··· Provided data

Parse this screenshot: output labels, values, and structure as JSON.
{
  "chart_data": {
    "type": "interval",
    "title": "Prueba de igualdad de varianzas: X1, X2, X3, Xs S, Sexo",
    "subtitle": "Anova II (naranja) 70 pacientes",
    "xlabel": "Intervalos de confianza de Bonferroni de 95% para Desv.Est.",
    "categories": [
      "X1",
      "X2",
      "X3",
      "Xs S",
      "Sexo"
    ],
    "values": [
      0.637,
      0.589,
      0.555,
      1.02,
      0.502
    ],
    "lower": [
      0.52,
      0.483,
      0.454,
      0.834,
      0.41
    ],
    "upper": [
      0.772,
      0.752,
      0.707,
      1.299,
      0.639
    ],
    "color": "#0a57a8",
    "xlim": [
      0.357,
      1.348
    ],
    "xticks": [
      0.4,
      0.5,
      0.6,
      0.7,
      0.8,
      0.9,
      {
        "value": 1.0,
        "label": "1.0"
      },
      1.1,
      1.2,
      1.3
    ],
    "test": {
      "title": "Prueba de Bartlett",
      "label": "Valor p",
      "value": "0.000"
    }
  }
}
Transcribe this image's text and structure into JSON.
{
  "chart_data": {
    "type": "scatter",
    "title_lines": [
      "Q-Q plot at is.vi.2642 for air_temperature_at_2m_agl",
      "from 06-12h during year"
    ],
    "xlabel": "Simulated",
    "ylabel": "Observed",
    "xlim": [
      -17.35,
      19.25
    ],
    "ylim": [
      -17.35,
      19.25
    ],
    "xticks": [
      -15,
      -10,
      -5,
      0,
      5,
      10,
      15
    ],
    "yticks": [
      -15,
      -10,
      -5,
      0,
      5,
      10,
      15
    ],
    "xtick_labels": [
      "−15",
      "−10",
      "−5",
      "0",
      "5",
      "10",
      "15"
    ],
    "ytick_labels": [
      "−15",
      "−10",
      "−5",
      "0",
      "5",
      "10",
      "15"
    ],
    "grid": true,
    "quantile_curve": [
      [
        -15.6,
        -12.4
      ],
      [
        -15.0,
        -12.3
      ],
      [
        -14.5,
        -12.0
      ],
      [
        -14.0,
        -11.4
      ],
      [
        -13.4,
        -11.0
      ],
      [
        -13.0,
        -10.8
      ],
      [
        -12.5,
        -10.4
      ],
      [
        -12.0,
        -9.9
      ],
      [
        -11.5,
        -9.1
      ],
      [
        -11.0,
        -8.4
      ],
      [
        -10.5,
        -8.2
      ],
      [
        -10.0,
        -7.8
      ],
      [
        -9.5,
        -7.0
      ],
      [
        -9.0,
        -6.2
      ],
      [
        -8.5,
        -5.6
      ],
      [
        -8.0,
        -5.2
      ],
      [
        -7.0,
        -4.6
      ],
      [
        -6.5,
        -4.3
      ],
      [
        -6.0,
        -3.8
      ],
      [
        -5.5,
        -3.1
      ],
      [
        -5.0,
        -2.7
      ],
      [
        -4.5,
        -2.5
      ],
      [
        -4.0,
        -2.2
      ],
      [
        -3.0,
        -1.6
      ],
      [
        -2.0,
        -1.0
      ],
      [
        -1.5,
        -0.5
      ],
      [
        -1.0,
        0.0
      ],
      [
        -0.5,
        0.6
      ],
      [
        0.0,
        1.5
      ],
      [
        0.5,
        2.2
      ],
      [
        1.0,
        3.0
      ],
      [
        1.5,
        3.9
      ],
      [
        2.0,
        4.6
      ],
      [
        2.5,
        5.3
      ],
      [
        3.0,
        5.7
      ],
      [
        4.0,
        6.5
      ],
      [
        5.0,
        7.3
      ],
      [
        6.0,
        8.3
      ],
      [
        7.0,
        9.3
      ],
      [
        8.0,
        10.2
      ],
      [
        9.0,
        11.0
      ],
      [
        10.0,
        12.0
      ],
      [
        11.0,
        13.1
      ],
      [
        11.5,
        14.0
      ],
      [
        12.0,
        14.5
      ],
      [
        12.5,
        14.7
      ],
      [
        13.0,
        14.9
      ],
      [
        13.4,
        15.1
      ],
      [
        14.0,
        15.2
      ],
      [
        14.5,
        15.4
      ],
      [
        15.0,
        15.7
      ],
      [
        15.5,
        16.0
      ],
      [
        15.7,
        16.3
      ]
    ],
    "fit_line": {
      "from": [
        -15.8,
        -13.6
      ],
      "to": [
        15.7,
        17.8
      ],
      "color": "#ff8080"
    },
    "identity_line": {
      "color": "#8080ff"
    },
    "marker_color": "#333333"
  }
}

······

* **Directions for this task**:
Lines from the records above that hold "Sexo" are the ones to list.

* **Solution to the exercise**:
    "title": "Prueba de igualdad de varianzas: X1, X2, X3, Xs S, Sexo",
      "Sexo"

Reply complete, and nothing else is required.